#### [DO THIS]
Leave out the pictures and repeat everything else in the records exactly.

#### [PROVIDED DATA]
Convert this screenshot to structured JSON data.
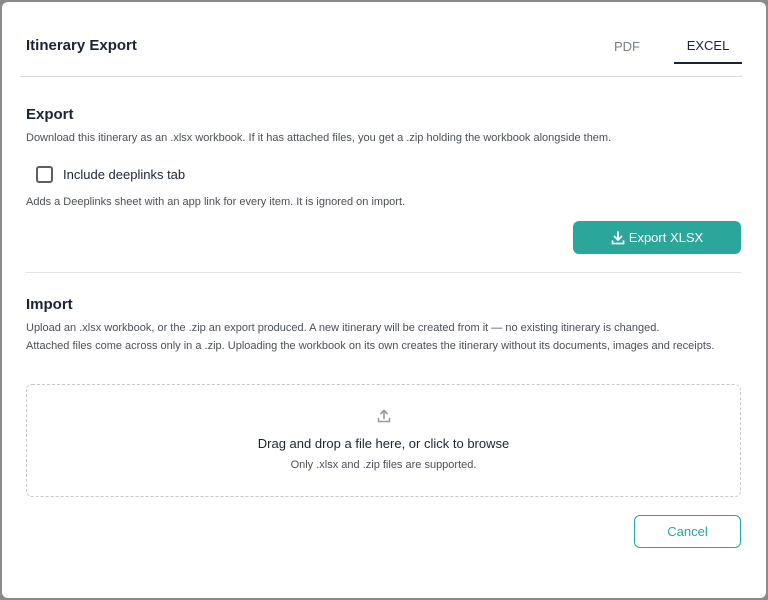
{
  "dialog": {
    "title": "Itinerary Export",
    "tabs": [
      {
        "label": "PDF",
        "active": false
      },
      {
        "label": "EXCEL",
        "active": true
      }
    ]
  },
  "export": {
    "heading": "Export",
    "description": "Download this itinerary as an .xlsx workbook. If it has attached files, you get a .zip holding the workbook alongside them.",
    "checkbox_label": "Include deeplinks tab",
    "checkbox_checked": false,
    "checkbox_help": "Adds a Deeplinks sheet with an app link for every item. It is ignored on import.",
    "button_label": "Export XLSX",
    "button_icon": "download-icon"
  },
  "import": {
    "heading": "Import",
    "description_1": "Upload an .xlsx workbook, or the .zip an export produced. A new itinerary will be created from it — no existing itinerary is changed.",
    "description_2": "Attached files come across only in a .zip. Uploading the workbook on its own creates the itinerary without its documents, images and receipts.",
    "dropzone_icon": "upload-icon",
    "dropzone_text": "Drag and drop a file here, or click to browse",
    "dropzone_subtext": "Only .xlsx and .zip files are supported."
  },
  "footer": {
    "cancel_label": "Cancel"
  },
  "colors": {
    "accent": "#2ba69a",
    "text_primary": "#1b2436",
    "overlay": "#8a8a8a"
  }
}
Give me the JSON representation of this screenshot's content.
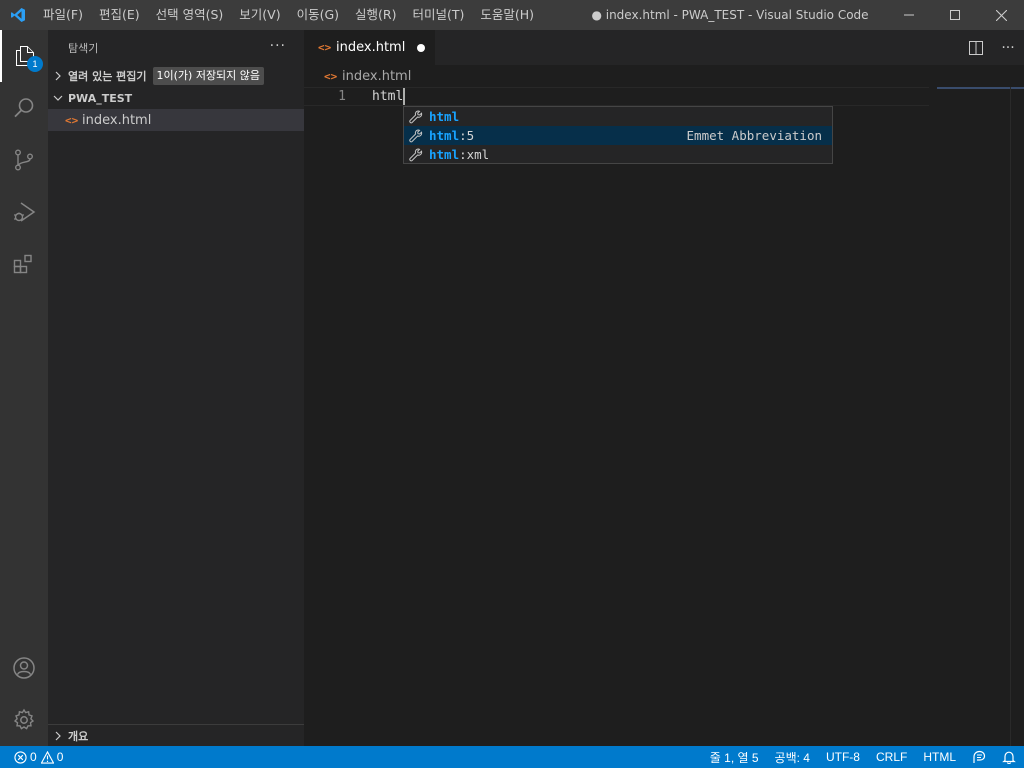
{
  "menu": [
    "파일(F)",
    "편집(E)",
    "선택 영역(S)",
    "보기(V)",
    "이동(G)",
    "실행(R)",
    "터미널(T)",
    "도움말(H)"
  ],
  "window_title": "● index.html - PWA_TEST - Visual Studio Code",
  "activity": {
    "explorer_badge": "1"
  },
  "sidebar": {
    "title": "탐색기",
    "more": "···",
    "open_editors": {
      "label": "열려 있는 편집기",
      "unsaved_badge": "1이(가) 저장되지 않음"
    },
    "folder": "PWA_TEST",
    "files": [
      {
        "name": "index.html",
        "icon": "<>"
      }
    ],
    "outline": "개요"
  },
  "editor": {
    "tab": {
      "label": "index.html",
      "icon": "<>"
    },
    "breadcrumb": "index.html",
    "line_number": "1",
    "code": "html"
  },
  "suggest": {
    "items": [
      {
        "match": "html",
        "rest": "",
        "detail": "",
        "selected": false
      },
      {
        "match": "html",
        "rest": ":5",
        "detail": "Emmet Abbreviation",
        "selected": true
      },
      {
        "match": "html",
        "rest": ":xml",
        "detail": "",
        "selected": false
      }
    ]
  },
  "statusbar": {
    "errors": "0",
    "warnings": "0",
    "position": "줄 1, 열 5",
    "spaces": "공백: 4",
    "encoding": "UTF-8",
    "eol": "CRLF",
    "language": "HTML"
  },
  "colors": {
    "accent": "#007acc",
    "html_icon": "#e37933",
    "match": "#18a3ff"
  }
}
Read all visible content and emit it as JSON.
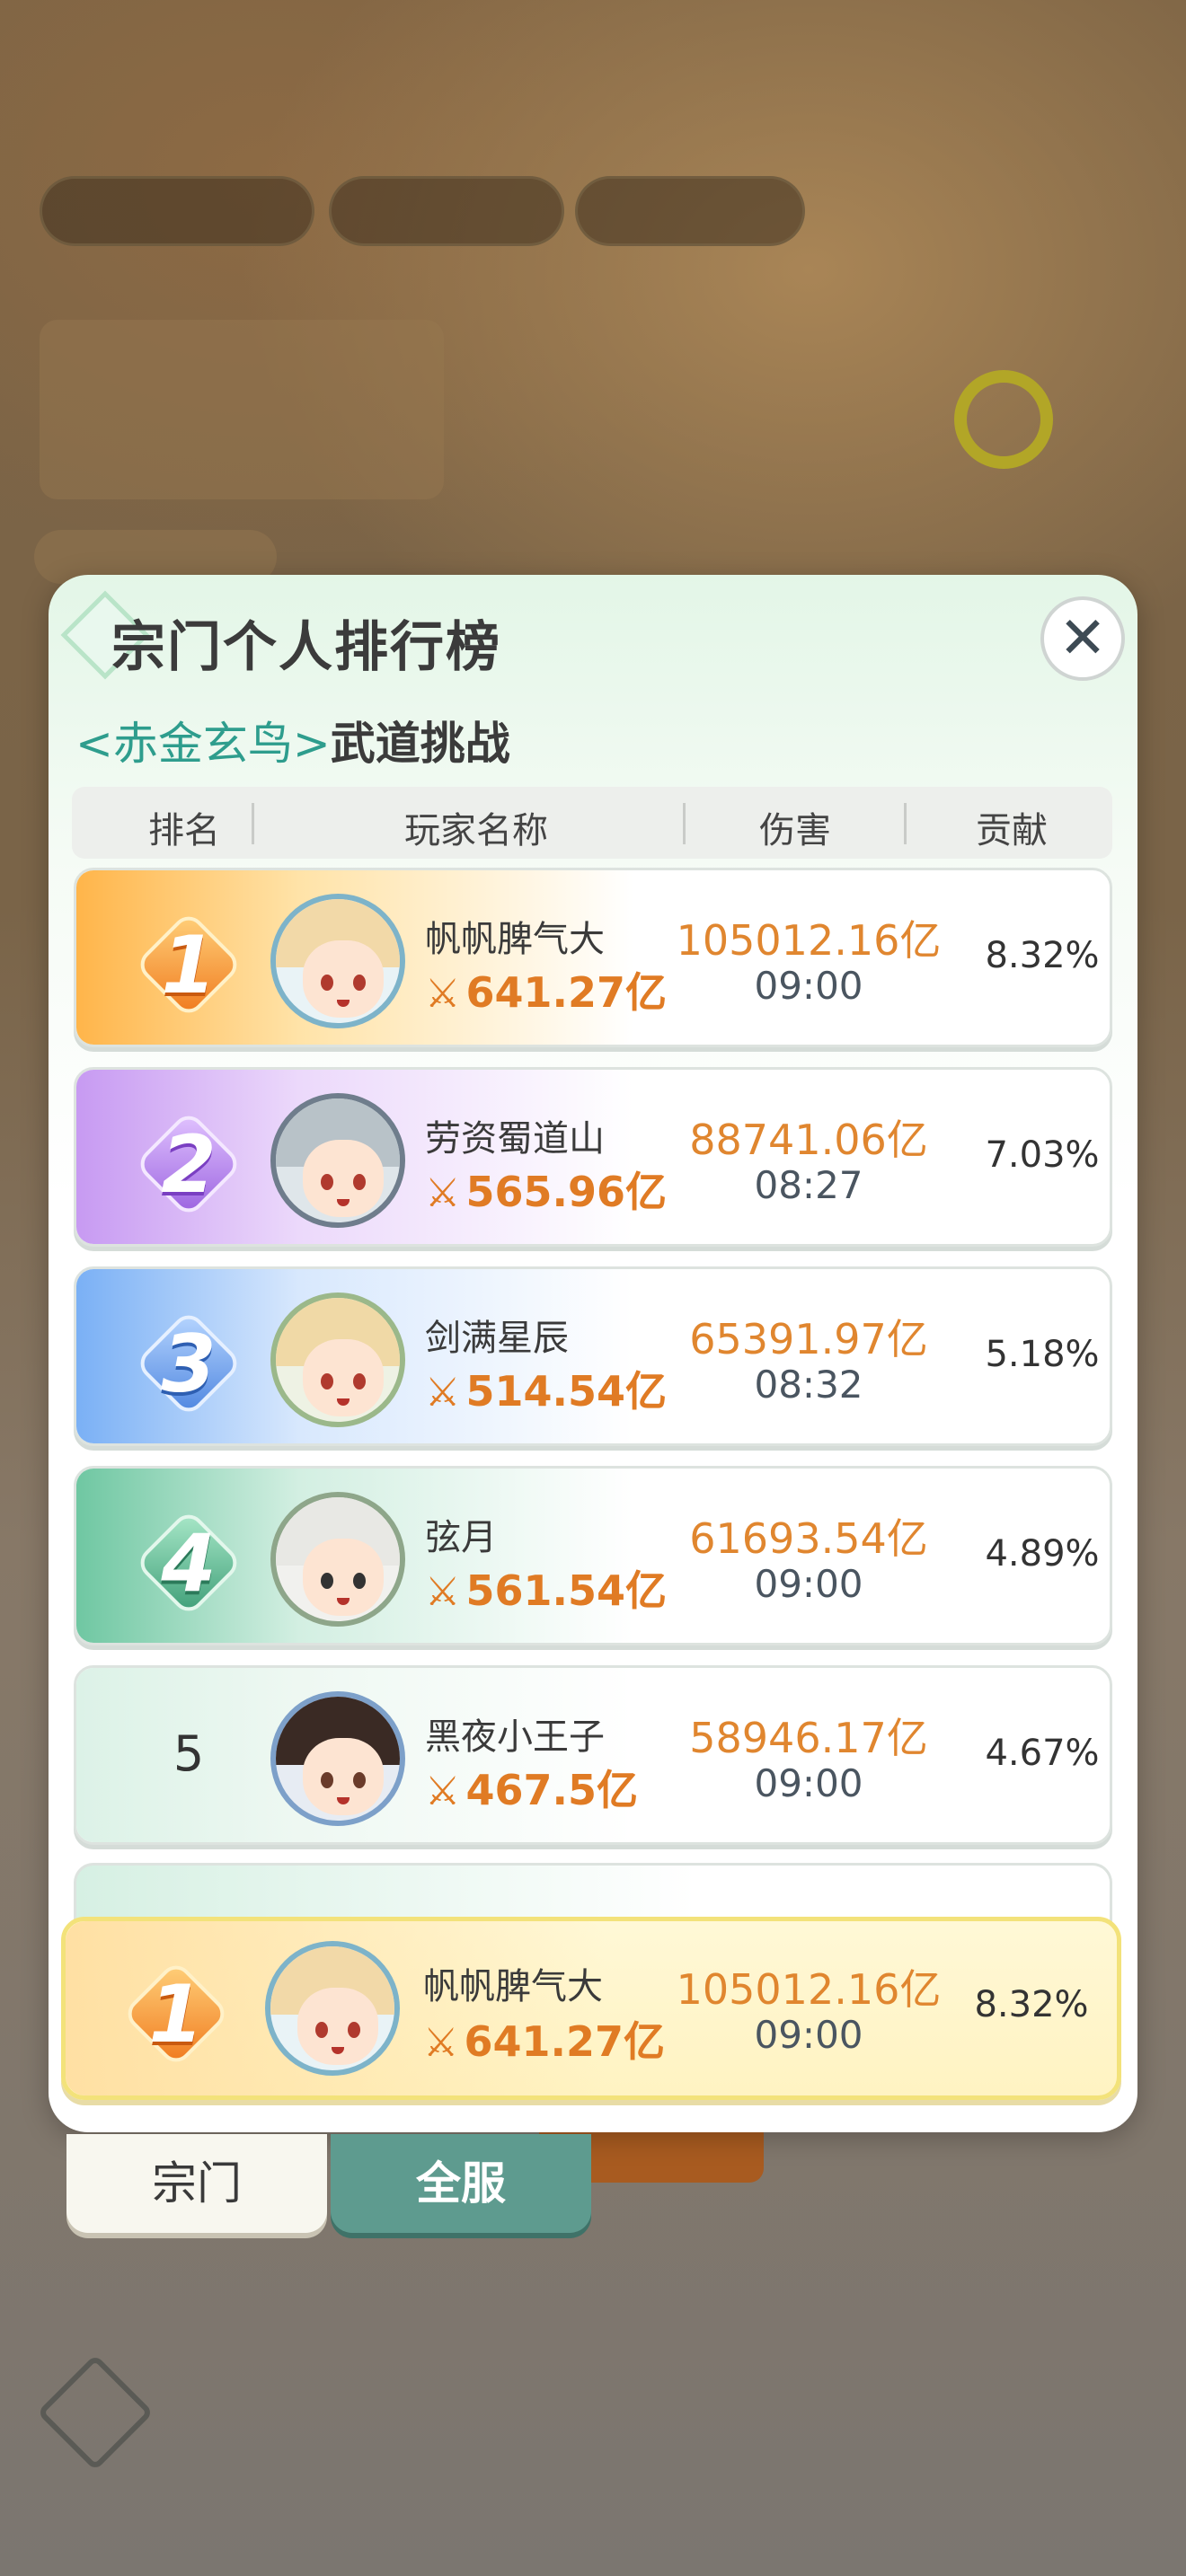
{
  "panel": {
    "title": "宗门个人排行榜",
    "subtitle_boss": "<赤金玄鸟>",
    "subtitle_mode": "武道挑战",
    "close_label": "✕"
  },
  "table": {
    "headers": [
      "排名",
      "玩家名称",
      "伤害",
      "贡献"
    ],
    "rows": [
      {
        "rank": "1",
        "name": "帆帆脾气大",
        "power": "641.27亿",
        "damage": "105012.16亿",
        "time": "09:00",
        "contribution": "8.32%"
      },
      {
        "rank": "2",
        "name": "劳资蜀道山",
        "power": "565.96亿",
        "damage": "88741.06亿",
        "time": "08:27",
        "contribution": "7.03%"
      },
      {
        "rank": "3",
        "name": "剑满星辰",
        "power": "514.54亿",
        "damage": "65391.97亿",
        "time": "08:32",
        "contribution": "5.18%"
      },
      {
        "rank": "4",
        "name": "弦月",
        "power": "561.54亿",
        "damage": "61693.54亿",
        "time": "09:00",
        "contribution": "4.89%"
      },
      {
        "rank": "5",
        "name": "黑夜小王子",
        "power": "467.5亿",
        "damage": "58946.17亿",
        "time": "09:00",
        "contribution": "4.67%"
      }
    ]
  },
  "my_rank": {
    "rank": "1",
    "name": "帆帆脾气大",
    "power": "641.27亿",
    "damage": "105012.16亿",
    "time": "09:00",
    "contribution": "8.32%"
  },
  "tabs": [
    {
      "label": "宗门",
      "active": false
    },
    {
      "label": "全服",
      "active": true
    }
  ],
  "colors": {
    "accent_teal": "#2e9d8d",
    "damage_orange": "#e0862f",
    "rank1": "#f59b2c",
    "rank2": "#a77be0",
    "rank3": "#5f97e6",
    "rank4": "#4fae8a"
  },
  "icons": {
    "power": "crossed-swords-icon",
    "close": "close-icon"
  }
}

#### [THE RESULT]
Convert this screenshot to structured JSON data.
{
  "dialog": {
    "title": "Itinerary Export",
    "tabs": [
      {
        "label": "PDF",
        "active": false
      },
      {
        "label": "EXCEL",
        "active": true
      }
    ]
  },
  "export": {
    "heading": "Export",
    "description": "Download this itinerary as an .xlsx workbook. If it has attached files, you get a .zip holding the workbook alongside them.",
    "checkbox_label": "Include deeplinks tab",
    "checkbox_checked": false,
    "checkbox_help": "Adds a Deeplinks sheet with an app link for every item. It is ignored on import.",
    "button_label": "Export XLSX",
    "button_icon": "download-icon"
  },
  "import": {
    "heading": "Import",
    "description_1": "Upload an .xlsx workbook, or the .zip an export produced. A new itinerary will be created from it — no existing itinerary is changed.",
    "description_2": "Attached files come across only in a .zip. Uploading the workbook on its own creates the itinerary without its documents, images and receipts.",
    "dropzone_icon": "upload-icon",
    "dropzone_text": "Drag and drop a file here, or click to browse",
    "dropzone_subtext": "Only .xlsx and .zip files are supported."
  },
  "footer": {
    "cancel_label": "Cancel"
  },
  "colors": {
    "accent": "#2ba69a",
    "text_primary": "#1b2436",
    "overlay": "#8a8a8a"
  }
}
Give me the JSON representation of this screenshot's content.
{
  "menu": [
    "파일(F)",
    "편집(E)",
    "선택 영역(S)",
    "보기(V)",
    "이동(G)",
    "실행(R)",
    "터미널(T)",
    "도움말(H)"
  ],
  "window_title": "● index.html - PWA_TEST - Visual Studio Code",
  "activity": {
    "explorer_badge": "1"
  },
  "sidebar": {
    "title": "탐색기",
    "more": "···",
    "open_editors": {
      "label": "열려 있는 편집기",
      "unsaved_badge": "1이(가) 저장되지 않음"
    },
    "folder": "PWA_TEST",
    "files": [
      {
        "name": "index.html",
        "icon": "<>"
      }
    ],
    "outline": "개요"
  },
  "editor": {
    "tab": {
      "label": "index.html",
      "icon": "<>"
    },
    "breadcrumb": "index.html",
    "line_number": "1",
    "code": "html"
  },
  "suggest": {
    "items": [
      {
        "match": "html",
        "rest": "",
        "detail": "",
        "selected": false
      },
      {
        "match": "html",
        "rest": ":5",
        "detail": "Emmet Abbreviation",
        "selected": true
      },
      {
        "match": "html",
        "rest": ":xml",
        "detail": "",
        "selected": false
      }
    ]
  },
  "statusbar": {
    "errors": "0",
    "warnings": "0",
    "position": "줄 1, 열 5",
    "spaces": "공백: 4",
    "encoding": "UTF-8",
    "eol": "CRLF",
    "language": "HTML"
  },
  "colors": {
    "accent": "#007acc",
    "html_icon": "#e37933",
    "match": "#18a3ff"
  }
}
Read all visible content and emit it as JSON.
{
  "panel": {
    "title": "宗门个人排行榜",
    "subtitle_boss": "<赤金玄鸟>",
    "subtitle_mode": "武道挑战",
    "close_label": "✕"
  },
  "table": {
    "headers": [
      "排名",
      "玩家名称",
      "伤害",
      "贡献"
    ],
    "rows": [
      {
        "rank": "1",
        "name": "帆帆脾气大",
        "power": "641.27亿",
        "damage": "105012.16亿",
        "time": "09:00",
        "contribution": "8.32%"
      },
      {
        "rank": "2",
        "name": "劳资蜀道山",
        "power": "565.96亿",
        "damage": "88741.06亿",
        "time": "08:27",
        "contribution": "7.03%"
      },
      {
        "rank": "3",
        "name": "剑满星辰",
        "power": "514.54亿",
        "damage": "65391.97亿",
        "time": "08:32",
        "contribution": "5.18%"
      },
      {
        "rank": "4",
        "name": "弦月",
        "power": "561.54亿",
        "damage": "61693.54亿",
        "time": "09:00",
        "contribution": "4.89%"
      },
      {
        "rank": "5",
        "name": "黑夜小王子",
        "power": "467.5亿",
        "damage": "58946.17亿",
        "time": "09:00",
        "contribution": "4.67%"
      }
    ]
  },
  "my_rank": {
    "rank": "1",
    "name": "帆帆脾气大",
    "power": "641.27亿",
    "damage": "105012.16亿",
    "time": "09:00",
    "contribution": "8.32%"
  },
  "tabs": [
    {
      "label": "宗门",
      "active": false
    },
    {
      "label": "全服",
      "active": true
    }
  ],
  "colors": {
    "accent_teal": "#2e9d8d",
    "damage_orange": "#e0862f",
    "rank1": "#f59b2c",
    "rank2": "#a77be0",
    "rank3": "#5f97e6",
    "rank4": "#4fae8a"
  },
  "icons": {
    "power": "crossed-swords-icon",
    "close": "close-icon"
  }
}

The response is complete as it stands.